----- Texte de lecture

Convention climat : «On peut apporter le bon sens qui manque aux politiques»

Les 150 citoyens tirés au sort pour proposer des mesures contre le changement climatique entament ce vendredi leur troisième week-end de travail. Entre espoir et vigilance, ils livrent à «Libération» un premier bilan en demi-teinte.
Lors du premier week-end de la convention citoyenne pour le climat, au palais d’Iena à Paris, le 6 octobre. (Photo Nicolas Lascourrèges. Divergence)
publié le 14 novembre 2019 à 20h11

Restitution des débats, synthèses par groupe, mots-clés sur paperboard… La convention citoyenne pour le climat tente de cocher les cases de tout exercice de démocratie participative qui se respecte. Fin octobre, alors que les participants réunis dans l'hémicycle du palais d'Iéna, à Paris, étaient invités à rapporter leurs premières impressions et celles de leur entourage, deux termes revenaient sans cesse, notés sur leurs post-it. «Intérêt» et «scepticisme».

Voulue par Emmanuel Macron comme l'une des réponses à la crise des gilets jaunes au terme du grand débat national, la convention, qui rassemble 150 citoyens tirés au sort, a vocation à définir d'ici fin janvier des mesures permettant de lutter contre le réchauffement climatique. L'opposition, des ONG et certains professionnels y voient une manière pour l'exécutif de gagner du temps et d'habiller ses renoncements. Les citoyens, eux, semblent osciller entre vigilance et envie d'y croire… Et démontrent une sacrée implication. Avant le troisième de leurs six week-ends de travaux au siège du Conseil économique, social et environnemental (Cese), Libération leur donne la parole pour un bilan d'étape.

Leur mission

Quand leur téléphone a sonné à la fin de l’été, ils ont suspecté un canular ou cru à un démarchage publicitaire. Il leur a fallu googliser la convention citoyenne dont la création, pour la plupart d’entre eux, leur avait échappé. Puis franchir un second filtre opéré par un institut de sondage pour affiner les profils et diversifier le panel. D’un coup de dés, assaisonné de statistiques, les voilà propulsés comme acteurs d’un exercice démocratique inédit, vante l’exécutif, ou, pour ses détracteurs, comme décor et caution d’une grande opération de com. A voir.

----------
----- Données fournies

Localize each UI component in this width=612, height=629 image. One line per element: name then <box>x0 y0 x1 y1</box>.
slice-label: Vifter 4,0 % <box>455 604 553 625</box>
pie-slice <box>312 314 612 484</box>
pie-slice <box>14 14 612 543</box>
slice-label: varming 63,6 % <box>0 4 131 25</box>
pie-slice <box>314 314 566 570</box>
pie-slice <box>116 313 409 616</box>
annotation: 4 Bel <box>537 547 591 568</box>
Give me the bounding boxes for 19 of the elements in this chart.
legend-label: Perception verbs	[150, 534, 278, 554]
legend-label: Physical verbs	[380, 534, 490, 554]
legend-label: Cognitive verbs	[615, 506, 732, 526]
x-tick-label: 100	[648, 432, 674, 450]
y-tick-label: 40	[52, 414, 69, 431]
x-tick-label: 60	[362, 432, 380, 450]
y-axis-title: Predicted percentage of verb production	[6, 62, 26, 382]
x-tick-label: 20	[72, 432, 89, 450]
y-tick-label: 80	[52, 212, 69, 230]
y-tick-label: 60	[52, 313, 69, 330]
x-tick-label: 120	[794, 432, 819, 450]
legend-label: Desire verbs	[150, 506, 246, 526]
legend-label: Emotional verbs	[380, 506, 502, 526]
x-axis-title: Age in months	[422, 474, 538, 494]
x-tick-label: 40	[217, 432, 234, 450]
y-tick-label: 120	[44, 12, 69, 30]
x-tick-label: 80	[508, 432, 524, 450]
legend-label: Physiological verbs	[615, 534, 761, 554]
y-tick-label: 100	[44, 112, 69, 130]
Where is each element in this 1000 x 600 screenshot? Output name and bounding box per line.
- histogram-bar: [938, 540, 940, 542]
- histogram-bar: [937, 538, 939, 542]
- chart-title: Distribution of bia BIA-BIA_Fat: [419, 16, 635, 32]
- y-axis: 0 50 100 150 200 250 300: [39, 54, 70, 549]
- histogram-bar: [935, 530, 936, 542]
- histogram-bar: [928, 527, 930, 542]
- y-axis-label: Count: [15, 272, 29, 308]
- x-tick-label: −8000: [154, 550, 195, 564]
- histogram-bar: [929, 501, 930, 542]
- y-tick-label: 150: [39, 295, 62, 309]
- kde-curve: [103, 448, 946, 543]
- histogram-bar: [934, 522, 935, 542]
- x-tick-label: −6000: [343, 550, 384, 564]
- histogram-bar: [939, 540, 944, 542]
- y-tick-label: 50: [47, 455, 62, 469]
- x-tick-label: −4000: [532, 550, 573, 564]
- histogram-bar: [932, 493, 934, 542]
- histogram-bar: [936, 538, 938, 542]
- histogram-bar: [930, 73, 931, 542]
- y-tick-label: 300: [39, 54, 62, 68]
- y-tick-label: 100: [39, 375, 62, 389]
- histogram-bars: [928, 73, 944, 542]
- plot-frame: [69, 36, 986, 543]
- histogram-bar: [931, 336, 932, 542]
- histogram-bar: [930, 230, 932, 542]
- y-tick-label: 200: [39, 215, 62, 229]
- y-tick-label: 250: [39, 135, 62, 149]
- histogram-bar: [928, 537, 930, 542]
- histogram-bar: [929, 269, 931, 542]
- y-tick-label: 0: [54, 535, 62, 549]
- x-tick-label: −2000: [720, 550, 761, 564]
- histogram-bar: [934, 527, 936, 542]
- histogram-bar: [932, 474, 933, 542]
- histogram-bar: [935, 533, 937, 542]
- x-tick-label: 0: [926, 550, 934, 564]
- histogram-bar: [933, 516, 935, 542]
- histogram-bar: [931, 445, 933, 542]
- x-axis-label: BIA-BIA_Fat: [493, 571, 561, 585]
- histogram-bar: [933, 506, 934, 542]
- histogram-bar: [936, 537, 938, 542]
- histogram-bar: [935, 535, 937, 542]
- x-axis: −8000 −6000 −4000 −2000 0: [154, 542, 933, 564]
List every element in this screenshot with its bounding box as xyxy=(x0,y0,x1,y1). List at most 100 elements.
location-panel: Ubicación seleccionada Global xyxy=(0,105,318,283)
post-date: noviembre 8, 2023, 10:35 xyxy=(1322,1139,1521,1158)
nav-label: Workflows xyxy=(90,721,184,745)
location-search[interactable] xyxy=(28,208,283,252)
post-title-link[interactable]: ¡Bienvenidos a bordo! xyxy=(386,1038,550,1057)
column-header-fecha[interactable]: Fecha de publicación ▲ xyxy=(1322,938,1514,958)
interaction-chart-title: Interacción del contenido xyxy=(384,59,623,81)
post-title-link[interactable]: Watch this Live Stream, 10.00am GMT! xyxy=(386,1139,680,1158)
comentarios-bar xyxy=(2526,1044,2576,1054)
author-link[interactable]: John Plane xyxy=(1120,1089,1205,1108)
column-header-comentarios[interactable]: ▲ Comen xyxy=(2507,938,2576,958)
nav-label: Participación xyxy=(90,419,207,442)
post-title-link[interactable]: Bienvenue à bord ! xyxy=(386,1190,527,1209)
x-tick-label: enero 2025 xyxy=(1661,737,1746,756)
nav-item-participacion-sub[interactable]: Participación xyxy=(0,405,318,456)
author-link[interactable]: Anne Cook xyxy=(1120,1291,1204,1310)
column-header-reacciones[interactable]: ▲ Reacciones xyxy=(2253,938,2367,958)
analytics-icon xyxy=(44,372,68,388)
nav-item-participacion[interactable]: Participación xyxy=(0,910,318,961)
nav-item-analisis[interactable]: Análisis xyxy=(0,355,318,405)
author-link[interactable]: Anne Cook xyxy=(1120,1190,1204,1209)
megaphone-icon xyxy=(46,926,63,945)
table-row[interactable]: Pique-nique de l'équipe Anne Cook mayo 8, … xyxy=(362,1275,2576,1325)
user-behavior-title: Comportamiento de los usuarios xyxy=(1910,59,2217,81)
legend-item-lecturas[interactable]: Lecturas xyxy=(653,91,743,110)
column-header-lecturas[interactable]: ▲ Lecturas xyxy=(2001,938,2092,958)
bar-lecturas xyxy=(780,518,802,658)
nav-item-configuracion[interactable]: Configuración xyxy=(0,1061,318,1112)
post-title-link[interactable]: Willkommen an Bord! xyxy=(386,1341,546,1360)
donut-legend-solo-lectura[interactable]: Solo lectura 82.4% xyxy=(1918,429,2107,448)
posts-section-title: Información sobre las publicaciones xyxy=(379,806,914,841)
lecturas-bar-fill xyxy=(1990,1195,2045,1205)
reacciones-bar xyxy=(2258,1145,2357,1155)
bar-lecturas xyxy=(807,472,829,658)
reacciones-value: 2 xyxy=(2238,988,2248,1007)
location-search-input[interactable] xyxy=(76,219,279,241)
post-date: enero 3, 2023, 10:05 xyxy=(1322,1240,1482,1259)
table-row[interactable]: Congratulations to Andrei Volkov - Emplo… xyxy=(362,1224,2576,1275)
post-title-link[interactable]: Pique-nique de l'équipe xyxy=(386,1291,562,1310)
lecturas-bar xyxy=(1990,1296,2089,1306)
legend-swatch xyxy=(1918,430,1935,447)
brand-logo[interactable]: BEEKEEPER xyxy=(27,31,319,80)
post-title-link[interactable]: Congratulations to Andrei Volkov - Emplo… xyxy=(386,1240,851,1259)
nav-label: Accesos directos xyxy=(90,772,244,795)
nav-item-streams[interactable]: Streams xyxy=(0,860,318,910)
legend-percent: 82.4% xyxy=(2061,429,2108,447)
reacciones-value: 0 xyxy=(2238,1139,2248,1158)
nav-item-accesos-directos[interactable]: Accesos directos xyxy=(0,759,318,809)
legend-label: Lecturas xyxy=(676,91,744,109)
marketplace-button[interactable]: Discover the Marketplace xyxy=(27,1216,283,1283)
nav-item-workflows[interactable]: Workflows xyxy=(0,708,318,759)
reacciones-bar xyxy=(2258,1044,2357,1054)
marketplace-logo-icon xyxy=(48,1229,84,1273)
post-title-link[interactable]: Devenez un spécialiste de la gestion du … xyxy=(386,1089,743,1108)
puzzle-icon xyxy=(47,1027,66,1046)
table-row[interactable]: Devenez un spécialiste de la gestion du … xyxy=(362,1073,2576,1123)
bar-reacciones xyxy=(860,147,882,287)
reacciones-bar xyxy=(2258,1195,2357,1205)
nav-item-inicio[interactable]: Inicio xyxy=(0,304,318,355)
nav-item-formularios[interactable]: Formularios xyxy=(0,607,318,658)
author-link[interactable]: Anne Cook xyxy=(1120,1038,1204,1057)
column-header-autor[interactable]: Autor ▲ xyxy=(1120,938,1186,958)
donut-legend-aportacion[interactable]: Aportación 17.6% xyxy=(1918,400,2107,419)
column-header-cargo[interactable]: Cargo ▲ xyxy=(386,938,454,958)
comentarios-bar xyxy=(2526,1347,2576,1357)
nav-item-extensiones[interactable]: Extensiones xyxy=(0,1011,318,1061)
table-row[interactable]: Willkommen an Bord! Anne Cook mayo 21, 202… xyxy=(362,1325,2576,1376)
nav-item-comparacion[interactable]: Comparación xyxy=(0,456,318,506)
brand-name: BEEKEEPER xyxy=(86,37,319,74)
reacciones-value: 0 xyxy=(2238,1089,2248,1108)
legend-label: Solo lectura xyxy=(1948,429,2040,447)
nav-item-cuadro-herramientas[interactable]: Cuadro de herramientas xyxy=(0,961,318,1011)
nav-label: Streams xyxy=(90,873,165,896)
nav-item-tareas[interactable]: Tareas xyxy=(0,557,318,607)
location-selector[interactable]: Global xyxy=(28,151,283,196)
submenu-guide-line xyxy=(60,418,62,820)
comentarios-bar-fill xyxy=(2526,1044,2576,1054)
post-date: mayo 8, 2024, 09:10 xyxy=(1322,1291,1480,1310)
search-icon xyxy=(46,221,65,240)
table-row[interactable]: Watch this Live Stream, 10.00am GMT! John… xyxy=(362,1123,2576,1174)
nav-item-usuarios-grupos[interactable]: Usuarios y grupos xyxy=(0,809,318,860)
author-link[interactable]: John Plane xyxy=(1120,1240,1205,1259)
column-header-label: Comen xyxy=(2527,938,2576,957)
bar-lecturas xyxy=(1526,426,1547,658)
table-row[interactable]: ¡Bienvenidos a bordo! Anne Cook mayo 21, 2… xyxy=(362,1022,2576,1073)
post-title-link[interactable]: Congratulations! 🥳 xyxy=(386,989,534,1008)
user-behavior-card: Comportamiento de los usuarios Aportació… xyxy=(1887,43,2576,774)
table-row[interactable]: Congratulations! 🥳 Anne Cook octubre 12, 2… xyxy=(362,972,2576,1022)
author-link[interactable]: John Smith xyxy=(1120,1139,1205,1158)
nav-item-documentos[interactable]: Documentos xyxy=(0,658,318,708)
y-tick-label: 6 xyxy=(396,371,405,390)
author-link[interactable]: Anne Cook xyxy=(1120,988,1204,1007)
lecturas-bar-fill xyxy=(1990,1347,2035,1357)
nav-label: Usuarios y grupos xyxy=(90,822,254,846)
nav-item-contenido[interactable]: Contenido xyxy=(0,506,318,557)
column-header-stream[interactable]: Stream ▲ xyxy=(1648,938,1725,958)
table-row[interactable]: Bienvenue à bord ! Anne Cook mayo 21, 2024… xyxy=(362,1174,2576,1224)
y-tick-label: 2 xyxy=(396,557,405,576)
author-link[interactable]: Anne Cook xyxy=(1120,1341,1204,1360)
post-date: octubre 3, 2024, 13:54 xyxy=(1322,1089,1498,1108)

----------

Consigne:
D'après le texte sur la convention citoyenne pour le climat, quels deux termes revenaient sans cesse sur les post-it des participants fin octobre ?

Corrigé complet:
Les deux termes étaient « Intérêt » et « scepticisme ».